◆ **TASK DESCRIPTION**
Copy everything in the data below exactly except the pictures.
**** DATASET CONTENT
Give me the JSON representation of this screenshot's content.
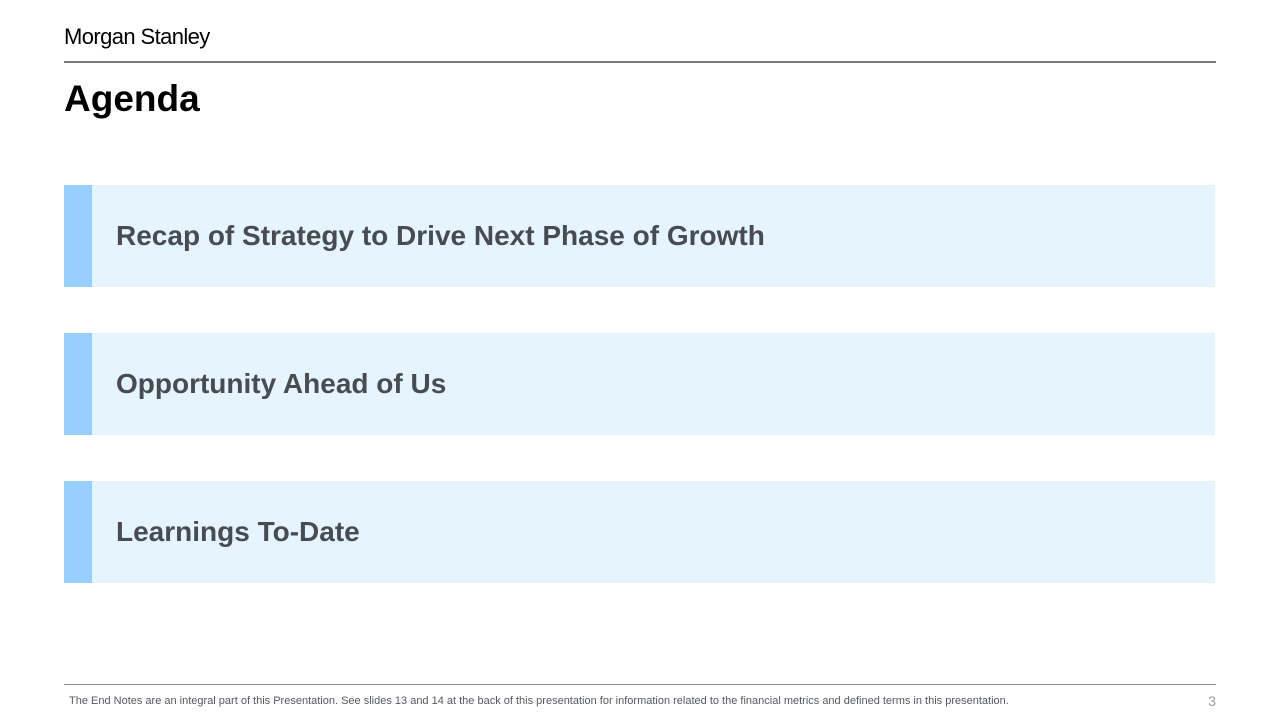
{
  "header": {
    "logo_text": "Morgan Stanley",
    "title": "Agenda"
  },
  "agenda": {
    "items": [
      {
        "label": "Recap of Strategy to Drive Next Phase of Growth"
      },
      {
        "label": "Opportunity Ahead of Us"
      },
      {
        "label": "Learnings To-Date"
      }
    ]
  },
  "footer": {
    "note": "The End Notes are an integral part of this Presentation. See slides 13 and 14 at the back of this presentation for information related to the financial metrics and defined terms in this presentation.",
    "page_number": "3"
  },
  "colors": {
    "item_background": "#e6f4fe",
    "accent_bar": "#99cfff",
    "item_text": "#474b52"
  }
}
********
◆ **ANSWER FOR THIS EXERCISE**
Give me the JSON representation of this screenshot's content.
{
  "header": {
    "logo_text": "Morgan Stanley",
    "title": "Agenda"
  },
  "agenda": {
    "items": [
      {
        "label": "Recap of Strategy to Drive Next Phase of Growth"
      },
      {
        "label": "Opportunity Ahead of Us"
      },
      {
        "label": "Learnings To-Date"
      }
    ]
  },
  "footer": {
    "note": "The End Notes are an integral part of this Presentation. See slides 13 and 14 at the back of this presentation for information related to the financial metrics and defined terms in this presentation.",
    "page_number": "3"
  },
  "colors": {
    "item_background": "#e6f4fe",
    "accent_bar": "#99cfff",
    "item_text": "#474b52"
  }
}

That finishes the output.